Poursuivez le texte ci-dessous sur les victimes du système de trading au Burkina Faso, en reprenant juste après sa dernière phrase.

*Texte à lire*.
:::::
Ils (Parlant de l’administration, NDLR) avaient promis de prendre en charge les problèmes sociaux des victimes avant le remboursement. Ils ne l’ont pas fait et malheureusement y a des gens qui ont trépassé dans cette histoire. Il y a des familles qui ont vu leur enfant quitter l’école faute de payement de la scolarité par leurs parents qui avaient investi leur argent dans le système.

Sans compter ceux qui avaient pris des prêts. Il y a une véritable désolation et c’est pour cela nous voulions faire savoir la situation aux autorités », a expliqué le président de l’association, Moumouni Fabre.

Selon lui, cette situation est due au fait qu’aucun texte législatif n’existait pour le trading au moment des faits. «  La  deuxième cause il faut le dire notre justice est trop lente. En exemple au Burkina Faso ici la société Royal a vidé ses comptes, simulé sa mort et quitter le pays et la justice n’a pas été vigilante.
:::::
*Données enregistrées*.
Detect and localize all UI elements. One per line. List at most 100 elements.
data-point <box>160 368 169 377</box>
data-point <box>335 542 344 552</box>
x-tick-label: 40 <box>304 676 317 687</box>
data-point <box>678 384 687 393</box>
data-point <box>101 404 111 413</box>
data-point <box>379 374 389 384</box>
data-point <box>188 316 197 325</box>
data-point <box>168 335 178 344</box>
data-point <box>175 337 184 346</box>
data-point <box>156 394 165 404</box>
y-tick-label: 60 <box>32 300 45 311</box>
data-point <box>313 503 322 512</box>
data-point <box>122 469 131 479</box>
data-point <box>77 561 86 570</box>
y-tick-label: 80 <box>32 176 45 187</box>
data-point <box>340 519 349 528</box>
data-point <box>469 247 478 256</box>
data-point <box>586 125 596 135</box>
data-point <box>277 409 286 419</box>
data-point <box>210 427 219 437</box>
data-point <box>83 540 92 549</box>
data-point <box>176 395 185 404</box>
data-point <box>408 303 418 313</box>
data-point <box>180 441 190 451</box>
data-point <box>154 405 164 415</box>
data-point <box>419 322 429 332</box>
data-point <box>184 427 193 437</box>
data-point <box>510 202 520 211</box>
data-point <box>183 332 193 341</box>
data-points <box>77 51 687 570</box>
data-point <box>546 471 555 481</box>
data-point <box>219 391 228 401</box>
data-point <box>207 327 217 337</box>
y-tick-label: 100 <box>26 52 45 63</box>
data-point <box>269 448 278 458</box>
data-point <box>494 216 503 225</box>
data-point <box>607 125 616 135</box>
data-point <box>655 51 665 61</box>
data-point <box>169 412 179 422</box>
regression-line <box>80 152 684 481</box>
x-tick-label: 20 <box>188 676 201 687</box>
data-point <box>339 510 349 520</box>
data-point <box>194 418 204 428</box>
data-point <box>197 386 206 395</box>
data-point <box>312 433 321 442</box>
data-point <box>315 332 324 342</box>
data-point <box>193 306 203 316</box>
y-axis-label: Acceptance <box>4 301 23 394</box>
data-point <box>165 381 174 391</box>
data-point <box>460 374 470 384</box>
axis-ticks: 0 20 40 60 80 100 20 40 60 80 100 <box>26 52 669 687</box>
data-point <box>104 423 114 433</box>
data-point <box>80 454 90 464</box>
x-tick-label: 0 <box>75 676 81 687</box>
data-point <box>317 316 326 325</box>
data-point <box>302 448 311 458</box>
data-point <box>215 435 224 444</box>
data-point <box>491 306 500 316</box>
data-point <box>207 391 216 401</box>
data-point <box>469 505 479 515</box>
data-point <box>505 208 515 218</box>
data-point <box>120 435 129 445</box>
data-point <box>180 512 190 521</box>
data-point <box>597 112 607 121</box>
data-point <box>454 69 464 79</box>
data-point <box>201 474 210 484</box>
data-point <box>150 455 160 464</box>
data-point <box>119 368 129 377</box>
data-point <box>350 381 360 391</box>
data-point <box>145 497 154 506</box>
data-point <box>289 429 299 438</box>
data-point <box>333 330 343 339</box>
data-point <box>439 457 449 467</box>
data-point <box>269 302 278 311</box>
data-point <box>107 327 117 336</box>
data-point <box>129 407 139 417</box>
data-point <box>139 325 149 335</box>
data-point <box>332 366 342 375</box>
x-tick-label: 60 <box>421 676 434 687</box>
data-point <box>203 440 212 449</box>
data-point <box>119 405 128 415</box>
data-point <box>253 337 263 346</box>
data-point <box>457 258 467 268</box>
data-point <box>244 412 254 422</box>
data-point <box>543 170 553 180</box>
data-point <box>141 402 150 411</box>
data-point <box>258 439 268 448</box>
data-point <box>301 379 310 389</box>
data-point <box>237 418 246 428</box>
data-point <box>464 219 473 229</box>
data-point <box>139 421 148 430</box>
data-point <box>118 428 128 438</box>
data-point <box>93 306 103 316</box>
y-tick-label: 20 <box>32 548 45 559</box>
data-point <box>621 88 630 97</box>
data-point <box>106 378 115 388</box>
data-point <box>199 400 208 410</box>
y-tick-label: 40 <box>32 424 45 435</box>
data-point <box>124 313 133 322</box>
:::::
*Résultat*.
Quel pouvoir avons-nous pour pallier à cela ? L’Etat à est à l’origine de cette crise puisqu’aucune mesure administrative n’a été prise pour le remboursement des fonds collectés au moment de l’adoption de la mesure de gel », a-t-il décrié.

Pour le porte-parole des personnes du 3ème âge de l’association, Roger Barry « la situation va de mal en pis ». Et c’est pourquoi a-t-il lancé « un appel aux nouvelles autorités qui a choisi de changer de paradigme ». Outre cet appel, l’association a menacé de passer « à la vitesse supérieure » si la situation n’évolue pas.

En rappel, cette crise est survenue au niveau de quatre sociétés de trading que sont Globumi, Glofas, Royal Finance et Barka Finance, et a entrainé le gel de leurs comptes bancaires par la justice burkinabè en 2019.